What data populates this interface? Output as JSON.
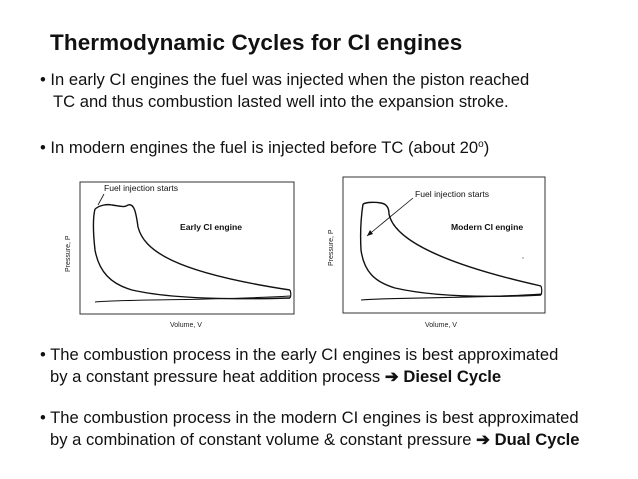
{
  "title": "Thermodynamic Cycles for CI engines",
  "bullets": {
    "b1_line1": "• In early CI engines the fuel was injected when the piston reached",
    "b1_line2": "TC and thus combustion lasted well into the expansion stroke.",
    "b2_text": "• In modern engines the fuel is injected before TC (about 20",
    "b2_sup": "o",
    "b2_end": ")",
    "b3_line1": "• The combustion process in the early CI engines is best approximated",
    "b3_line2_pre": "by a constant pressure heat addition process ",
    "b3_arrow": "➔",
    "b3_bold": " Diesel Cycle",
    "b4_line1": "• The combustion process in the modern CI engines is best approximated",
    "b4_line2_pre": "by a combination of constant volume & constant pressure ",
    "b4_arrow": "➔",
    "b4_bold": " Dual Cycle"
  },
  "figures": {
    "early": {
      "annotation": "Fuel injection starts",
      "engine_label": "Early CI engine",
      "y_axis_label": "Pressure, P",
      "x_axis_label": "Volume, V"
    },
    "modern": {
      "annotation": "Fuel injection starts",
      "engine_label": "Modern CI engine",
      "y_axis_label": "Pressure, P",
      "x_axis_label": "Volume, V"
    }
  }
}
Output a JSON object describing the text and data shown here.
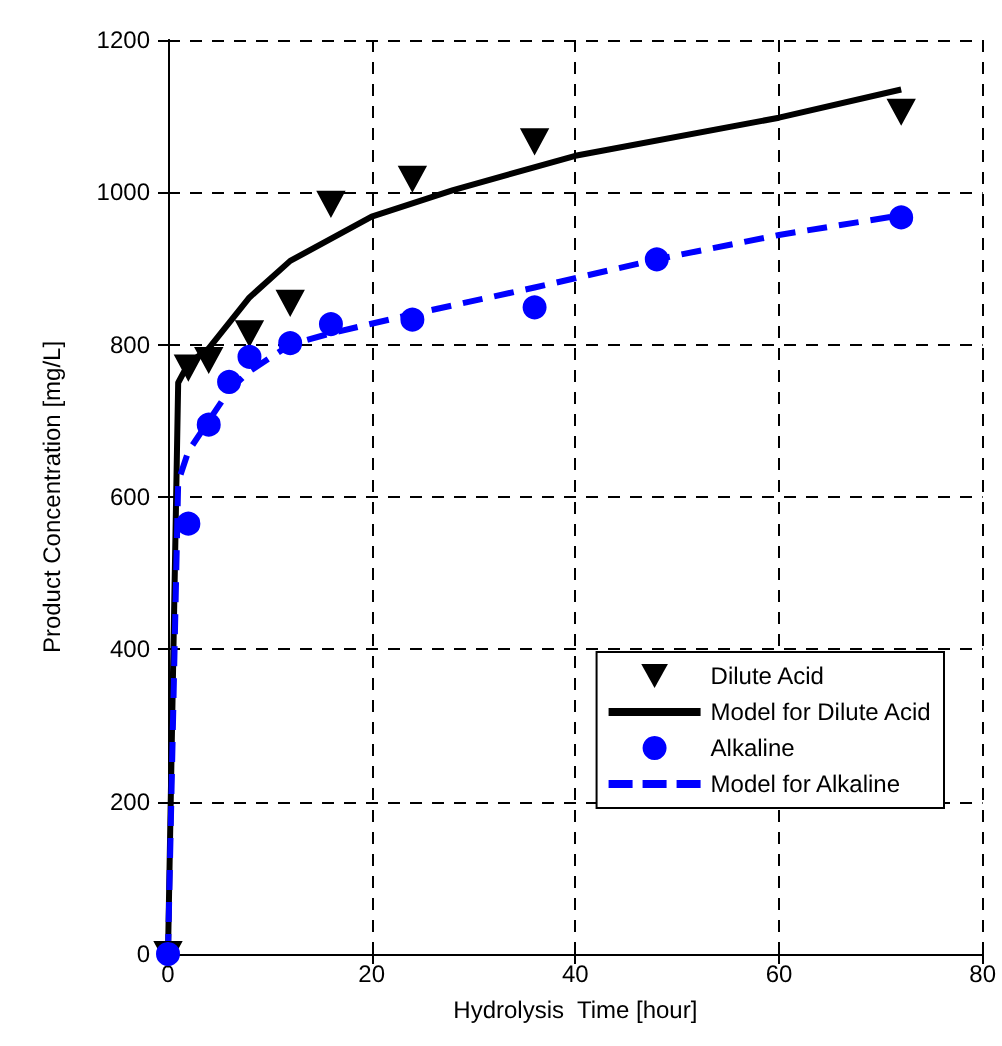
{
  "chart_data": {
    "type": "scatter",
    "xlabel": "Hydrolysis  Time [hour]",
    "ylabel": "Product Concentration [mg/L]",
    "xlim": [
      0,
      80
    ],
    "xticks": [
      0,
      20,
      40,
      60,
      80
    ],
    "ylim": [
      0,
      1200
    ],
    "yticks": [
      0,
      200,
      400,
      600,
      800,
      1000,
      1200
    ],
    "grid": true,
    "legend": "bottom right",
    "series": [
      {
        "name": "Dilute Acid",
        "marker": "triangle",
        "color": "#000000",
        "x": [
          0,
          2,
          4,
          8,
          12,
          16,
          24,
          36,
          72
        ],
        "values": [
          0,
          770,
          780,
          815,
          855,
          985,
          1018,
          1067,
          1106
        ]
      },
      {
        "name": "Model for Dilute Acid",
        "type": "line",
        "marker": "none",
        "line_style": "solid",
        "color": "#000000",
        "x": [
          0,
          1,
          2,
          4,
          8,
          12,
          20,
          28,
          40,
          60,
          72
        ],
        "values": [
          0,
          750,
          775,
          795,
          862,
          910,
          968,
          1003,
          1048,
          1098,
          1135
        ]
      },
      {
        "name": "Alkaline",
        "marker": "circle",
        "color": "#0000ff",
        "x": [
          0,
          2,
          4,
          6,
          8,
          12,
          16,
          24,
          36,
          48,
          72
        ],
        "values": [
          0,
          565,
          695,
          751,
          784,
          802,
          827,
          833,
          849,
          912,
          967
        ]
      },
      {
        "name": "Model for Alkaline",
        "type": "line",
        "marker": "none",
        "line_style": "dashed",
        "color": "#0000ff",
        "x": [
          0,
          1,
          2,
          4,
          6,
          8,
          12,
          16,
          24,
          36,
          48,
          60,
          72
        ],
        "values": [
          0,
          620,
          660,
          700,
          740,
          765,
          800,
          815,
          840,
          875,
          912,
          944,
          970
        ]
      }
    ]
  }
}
========================================================================
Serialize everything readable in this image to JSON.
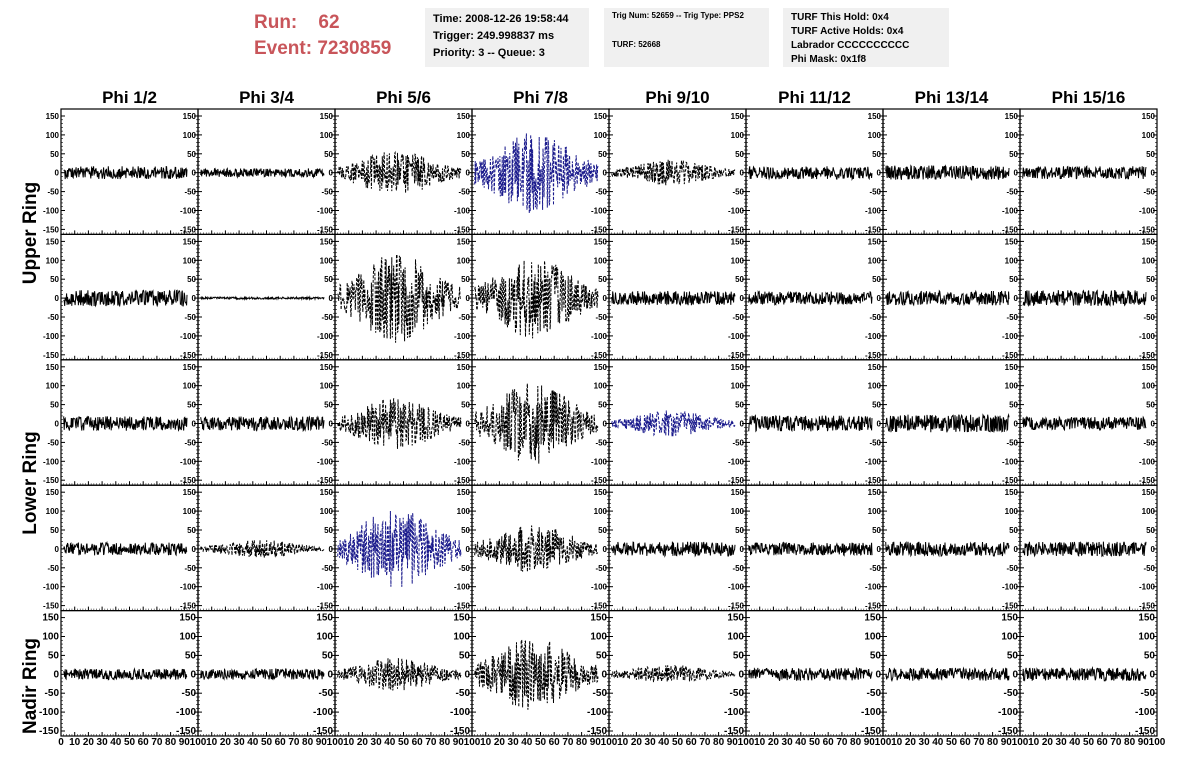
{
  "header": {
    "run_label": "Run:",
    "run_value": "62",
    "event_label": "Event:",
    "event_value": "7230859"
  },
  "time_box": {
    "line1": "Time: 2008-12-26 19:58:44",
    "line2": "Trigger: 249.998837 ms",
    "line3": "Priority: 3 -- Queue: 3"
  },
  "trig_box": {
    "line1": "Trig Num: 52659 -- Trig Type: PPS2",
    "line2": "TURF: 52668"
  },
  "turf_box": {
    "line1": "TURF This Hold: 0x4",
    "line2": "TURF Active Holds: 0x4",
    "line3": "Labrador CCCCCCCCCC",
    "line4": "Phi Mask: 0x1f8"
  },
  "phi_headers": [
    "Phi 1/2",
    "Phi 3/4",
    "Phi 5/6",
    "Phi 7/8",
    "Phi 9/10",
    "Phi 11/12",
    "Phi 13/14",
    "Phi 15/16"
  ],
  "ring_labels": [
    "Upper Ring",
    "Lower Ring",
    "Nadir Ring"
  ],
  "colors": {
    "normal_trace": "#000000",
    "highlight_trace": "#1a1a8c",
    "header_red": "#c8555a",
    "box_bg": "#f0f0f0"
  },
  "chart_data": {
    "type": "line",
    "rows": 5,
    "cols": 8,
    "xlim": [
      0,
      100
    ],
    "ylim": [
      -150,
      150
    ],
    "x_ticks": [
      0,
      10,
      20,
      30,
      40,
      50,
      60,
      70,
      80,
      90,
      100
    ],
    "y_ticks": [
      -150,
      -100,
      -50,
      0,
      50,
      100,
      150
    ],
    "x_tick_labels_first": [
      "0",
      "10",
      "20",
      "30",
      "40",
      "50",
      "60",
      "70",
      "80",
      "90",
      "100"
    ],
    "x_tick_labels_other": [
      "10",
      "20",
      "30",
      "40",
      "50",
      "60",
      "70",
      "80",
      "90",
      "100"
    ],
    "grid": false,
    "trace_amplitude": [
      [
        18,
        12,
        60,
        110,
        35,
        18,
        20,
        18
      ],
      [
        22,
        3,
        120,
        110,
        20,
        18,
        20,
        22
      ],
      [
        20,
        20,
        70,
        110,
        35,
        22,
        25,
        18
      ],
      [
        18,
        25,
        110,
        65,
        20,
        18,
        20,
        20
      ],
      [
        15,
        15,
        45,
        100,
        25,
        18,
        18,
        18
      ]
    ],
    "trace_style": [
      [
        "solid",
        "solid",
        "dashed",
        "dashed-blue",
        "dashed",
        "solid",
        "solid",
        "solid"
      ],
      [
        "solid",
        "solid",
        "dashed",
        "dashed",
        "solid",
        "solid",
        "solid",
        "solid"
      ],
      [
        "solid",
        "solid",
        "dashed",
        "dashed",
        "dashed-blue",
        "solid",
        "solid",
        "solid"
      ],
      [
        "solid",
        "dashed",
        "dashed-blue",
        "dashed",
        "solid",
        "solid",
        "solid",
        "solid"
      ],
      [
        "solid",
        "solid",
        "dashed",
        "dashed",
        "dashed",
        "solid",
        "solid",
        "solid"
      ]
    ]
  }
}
========================================================================
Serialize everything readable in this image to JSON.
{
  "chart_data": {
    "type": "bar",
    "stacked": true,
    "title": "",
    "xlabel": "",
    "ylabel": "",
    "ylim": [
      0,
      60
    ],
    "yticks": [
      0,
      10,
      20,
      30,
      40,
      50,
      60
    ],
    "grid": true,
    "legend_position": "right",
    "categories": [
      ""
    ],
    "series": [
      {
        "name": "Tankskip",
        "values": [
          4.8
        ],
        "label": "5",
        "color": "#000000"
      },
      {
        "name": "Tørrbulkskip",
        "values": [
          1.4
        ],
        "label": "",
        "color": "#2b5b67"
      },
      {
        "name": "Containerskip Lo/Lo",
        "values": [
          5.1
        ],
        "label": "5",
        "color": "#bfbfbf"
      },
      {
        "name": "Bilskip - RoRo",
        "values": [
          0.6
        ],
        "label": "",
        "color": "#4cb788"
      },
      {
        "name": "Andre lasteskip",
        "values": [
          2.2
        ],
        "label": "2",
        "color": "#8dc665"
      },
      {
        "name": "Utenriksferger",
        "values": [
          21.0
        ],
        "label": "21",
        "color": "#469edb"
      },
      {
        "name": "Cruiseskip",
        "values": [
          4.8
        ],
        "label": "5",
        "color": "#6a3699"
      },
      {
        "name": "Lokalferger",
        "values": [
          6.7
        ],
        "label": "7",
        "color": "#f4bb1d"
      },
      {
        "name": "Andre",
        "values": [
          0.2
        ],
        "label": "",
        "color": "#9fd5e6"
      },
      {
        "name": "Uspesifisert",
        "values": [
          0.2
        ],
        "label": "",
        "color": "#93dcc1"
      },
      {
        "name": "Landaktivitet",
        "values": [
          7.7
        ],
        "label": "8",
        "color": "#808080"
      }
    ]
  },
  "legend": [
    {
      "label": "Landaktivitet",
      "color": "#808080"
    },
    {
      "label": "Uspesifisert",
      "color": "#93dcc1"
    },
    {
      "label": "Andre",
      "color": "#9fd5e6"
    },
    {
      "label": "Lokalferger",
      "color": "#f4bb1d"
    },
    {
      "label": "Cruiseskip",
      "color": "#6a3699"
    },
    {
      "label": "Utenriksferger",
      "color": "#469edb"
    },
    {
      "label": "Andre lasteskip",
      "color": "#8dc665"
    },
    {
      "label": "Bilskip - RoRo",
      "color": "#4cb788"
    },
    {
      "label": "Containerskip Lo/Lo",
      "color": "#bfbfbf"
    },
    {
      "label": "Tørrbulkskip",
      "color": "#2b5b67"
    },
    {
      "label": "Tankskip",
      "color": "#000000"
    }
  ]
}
========================================================================
▸ WHAT THIS TASK INVOLVES
From the entries above, select each line containing the string "Acid".

▸ RIGHT ANSWER
        "name": "Dilute Acid",
        "name": "Model for Dilute Acid",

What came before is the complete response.